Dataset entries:
——————————

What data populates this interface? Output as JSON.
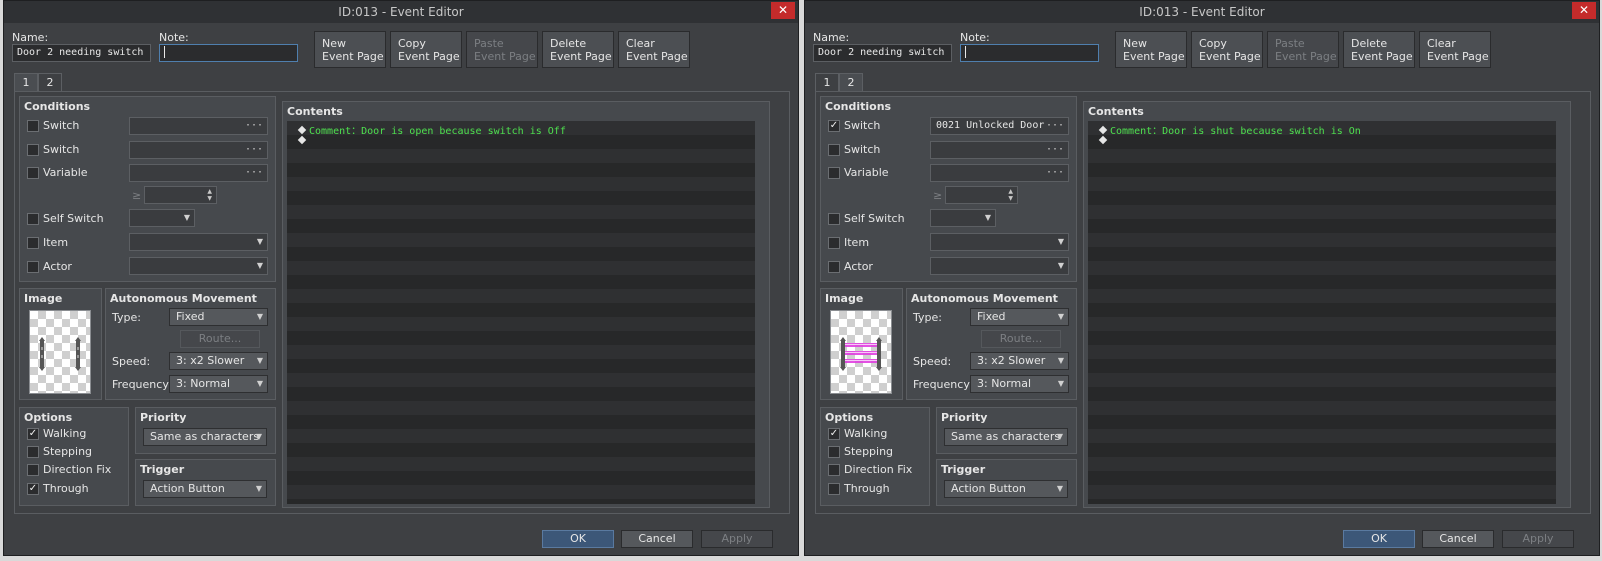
{
  "windows": [
    {
      "title": "ID:013 - Event Editor",
      "close_glyph": "✕",
      "name_label": "Name:",
      "name_value": "Door 2 needing switch",
      "note_label": "Note:",
      "note_value": "",
      "buttons": {
        "new_page": "New\nEvent Page",
        "copy_page": "Copy\nEvent Page",
        "paste_page": "Paste\nEvent Page",
        "delete_page": "Delete\nEvent Page",
        "clear_page": "Clear\nEvent Page"
      },
      "tabs": [
        "1",
        "2"
      ],
      "active_tab": 0,
      "conditions": {
        "title": "Conditions",
        "switch1": {
          "label": "Switch",
          "checked": "",
          "value": ""
        },
        "switch2": {
          "label": "Switch",
          "checked": "",
          "value": ""
        },
        "variable": {
          "label": "Variable",
          "checked": "",
          "value": ""
        },
        "gte": "≥",
        "self_switch": {
          "label": "Self Switch",
          "checked": ""
        },
        "item": {
          "label": "Item",
          "checked": ""
        },
        "actor": {
          "label": "Actor",
          "checked": ""
        }
      },
      "image": {
        "title": "Image",
        "sprite": "closed-door-sprite"
      },
      "movement": {
        "title": "Autonomous Movement",
        "type_label": "Type:",
        "type_value": "Fixed",
        "route_label": "Route...",
        "speed_label": "Speed:",
        "speed_value": "3: x2 Slower",
        "frequency_label": "Frequency:",
        "frequency_value": "3: Normal"
      },
      "options": {
        "title": "Options",
        "walking": {
          "label": "Walking",
          "checked": "✓"
        },
        "stepping": {
          "label": "Stepping",
          "checked": ""
        },
        "direction_fix": {
          "label": "Direction Fix",
          "checked": ""
        },
        "through": {
          "label": "Through",
          "checked": "✓"
        }
      },
      "priority": {
        "title": "Priority",
        "value": "Same as characters"
      },
      "trigger": {
        "title": "Trigger",
        "value": "Action Button"
      },
      "contents": {
        "title": "Contents",
        "rows": [
          "Comment：Door is open because switch is Off",
          ""
        ]
      },
      "footer": {
        "ok": "OK",
        "cancel": "Cancel",
        "apply": "Apply"
      }
    },
    {
      "title": "ID:013 - Event Editor",
      "close_glyph": "✕",
      "name_label": "Name:",
      "name_value": "Door 2 needing switch",
      "note_label": "Note:",
      "note_value": "",
      "buttons": {
        "new_page": "New\nEvent Page",
        "copy_page": "Copy\nEvent Page",
        "paste_page": "Paste\nEvent Page",
        "delete_page": "Delete\nEvent Page",
        "clear_page": "Clear\nEvent Page"
      },
      "tabs": [
        "1",
        "2"
      ],
      "active_tab": 1,
      "conditions": {
        "title": "Conditions",
        "switch1": {
          "label": "Switch",
          "checked": "✓",
          "value": "0021 Unlocked Door"
        },
        "switch2": {
          "label": "Switch",
          "checked": "",
          "value": ""
        },
        "variable": {
          "label": "Variable",
          "checked": "",
          "value": ""
        },
        "gte": "≥",
        "self_switch": {
          "label": "Self Switch",
          "checked": ""
        },
        "item": {
          "label": "Item",
          "checked": ""
        },
        "actor": {
          "label": "Actor",
          "checked": ""
        }
      },
      "image": {
        "title": "Image",
        "sprite": "laser-barrier-sprite"
      },
      "movement": {
        "title": "Autonomous Movement",
        "type_label": "Type:",
        "type_value": "Fixed",
        "route_label": "Route...",
        "speed_label": "Speed:",
        "speed_value": "3: x2 Slower",
        "frequency_label": "Frequency:",
        "frequency_value": "3: Normal"
      },
      "options": {
        "title": "Options",
        "walking": {
          "label": "Walking",
          "checked": "✓"
        },
        "stepping": {
          "label": "Stepping",
          "checked": ""
        },
        "direction_fix": {
          "label": "Direction Fix",
          "checked": ""
        },
        "through": {
          "label": "Through",
          "checked": ""
        }
      },
      "priority": {
        "title": "Priority",
        "value": "Same as characters"
      },
      "trigger": {
        "title": "Trigger",
        "value": "Action Button"
      },
      "contents": {
        "title": "Contents",
        "rows": [
          "Comment：Door is shut because switch is On",
          ""
        ]
      },
      "footer": {
        "ok": "OK",
        "cancel": "Cancel",
        "apply": "Apply"
      }
    }
  ],
  "icons": {
    "close": "close-icon",
    "ellipsis": "ellipsis-icon",
    "dropdown": "chevron-down-icon",
    "spinner": "spinner-icon",
    "list_marker": "diamond-icon"
  },
  "colors": {
    "window_bg": "#3e4043",
    "title_bar": "#2f3134",
    "close_red": "#c42b2b",
    "comment_green": "#4ee04e",
    "ok_blue": "#3c5778",
    "laser_magenta": "#e040e0"
  }
}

——————————

» Stated problem
Copy all of the entries verbatim, leaving out any pictures they contain.

» Exercise result
What data populates this interface? Output as JSON.
{
  "windows": [
    {
      "title": "ID:013 - Event Editor",
      "close_glyph": "✕",
      "name_label": "Name:",
      "name_value": "Door 2 needing switch",
      "note_label": "Note:",
      "note_value": "",
      "buttons": {
        "new_page": "New\nEvent Page",
        "copy_page": "Copy\nEvent Page",
        "paste_page": "Paste\nEvent Page",
        "delete_page": "Delete\nEvent Page",
        "clear_page": "Clear\nEvent Page"
      },
      "tabs": [
        "1",
        "2"
      ],
      "active_tab": 0,
      "conditions": {
        "title": "Conditions",
        "switch1": {
          "label": "Switch",
          "checked": "",
          "value": ""
        },
        "switch2": {
          "label": "Switch",
          "checked": "",
          "value": ""
        },
        "variable": {
          "label": "Variable",
          "checked": "",
          "value": ""
        },
        "gte": "≥",
        "self_switch": {
          "label": "Self Switch",
          "checked": ""
        },
        "item": {
          "label": "Item",
          "checked": ""
        },
        "actor": {
          "label": "Actor",
          "checked": ""
        }
      },
      "image": {
        "title": "Image",
        "sprite": "closed-door-sprite"
      },
      "movement": {
        "title": "Autonomous Movement",
        "type_label": "Type:",
        "type_value": "Fixed",
        "route_label": "Route...",
        "speed_label": "Speed:",
        "speed_value": "3: x2 Slower",
        "frequency_label": "Frequency:",
        "frequency_value": "3: Normal"
      },
      "options": {
        "title": "Options",
        "walking": {
          "label": "Walking",
          "checked": "✓"
        },
        "stepping": {
          "label": "Stepping",
          "checked": ""
        },
        "direction_fix": {
          "label": "Direction Fix",
          "checked": ""
        },
        "through": {
          "label": "Through",
          "checked": "✓"
        }
      },
      "priority": {
        "title": "Priority",
        "value": "Same as characters"
      },
      "trigger": {
        "title": "Trigger",
        "value": "Action Button"
      },
      "contents": {
        "title": "Contents",
        "rows": [
          "Comment：Door is open because switch is Off",
          ""
        ]
      },
      "footer": {
        "ok": "OK",
        "cancel": "Cancel",
        "apply": "Apply"
      }
    },
    {
      "title": "ID:013 - Event Editor",
      "close_glyph": "✕",
      "name_label": "Name:",
      "name_value": "Door 2 needing switch",
      "note_label": "Note:",
      "note_value": "",
      "buttons": {
        "new_page": "New\nEvent Page",
        "copy_page": "Copy\nEvent Page",
        "paste_page": "Paste\nEvent Page",
        "delete_page": "Delete\nEvent Page",
        "clear_page": "Clear\nEvent Page"
      },
      "tabs": [
        "1",
        "2"
      ],
      "active_tab": 1,
      "conditions": {
        "title": "Conditions",
        "switch1": {
          "label": "Switch",
          "checked": "✓",
          "value": "0021 Unlocked Door"
        },
        "switch2": {
          "label": "Switch",
          "checked": "",
          "value": ""
        },
        "variable": {
          "label": "Variable",
          "checked": "",
          "value": ""
        },
        "gte": "≥",
        "self_switch": {
          "label": "Self Switch",
          "checked": ""
        },
        "item": {
          "label": "Item",
          "checked": ""
        },
        "actor": {
          "label": "Actor",
          "checked": ""
        }
      },
      "image": {
        "title": "Image",
        "sprite": "laser-barrier-sprite"
      },
      "movement": {
        "title": "Autonomous Movement",
        "type_label": "Type:",
        "type_value": "Fixed",
        "route_label": "Route...",
        "speed_label": "Speed:",
        "speed_value": "3: x2 Slower",
        "frequency_label": "Frequency:",
        "frequency_value": "3: Normal"
      },
      "options": {
        "title": "Options",
        "walking": {
          "label": "Walking",
          "checked": "✓"
        },
        "stepping": {
          "label": "Stepping",
          "checked": ""
        },
        "direction_fix": {
          "label": "Direction Fix",
          "checked": ""
        },
        "through": {
          "label": "Through",
          "checked": ""
        }
      },
      "priority": {
        "title": "Priority",
        "value": "Same as characters"
      },
      "trigger": {
        "title": "Trigger",
        "value": "Action Button"
      },
      "contents": {
        "title": "Contents",
        "rows": [
          "Comment：Door is shut because switch is On",
          ""
        ]
      },
      "footer": {
        "ok": "OK",
        "cancel": "Cancel",
        "apply": "Apply"
      }
    }
  ],
  "icons": {
    "close": "close-icon",
    "ellipsis": "ellipsis-icon",
    "dropdown": "chevron-down-icon",
    "spinner": "spinner-icon",
    "list_marker": "diamond-icon"
  },
  "colors": {
    "window_bg": "#3e4043",
    "title_bar": "#2f3134",
    "close_red": "#c42b2b",
    "comment_green": "#4ee04e",
    "ok_blue": "#3c5778",
    "laser_magenta": "#e040e0"
  }
}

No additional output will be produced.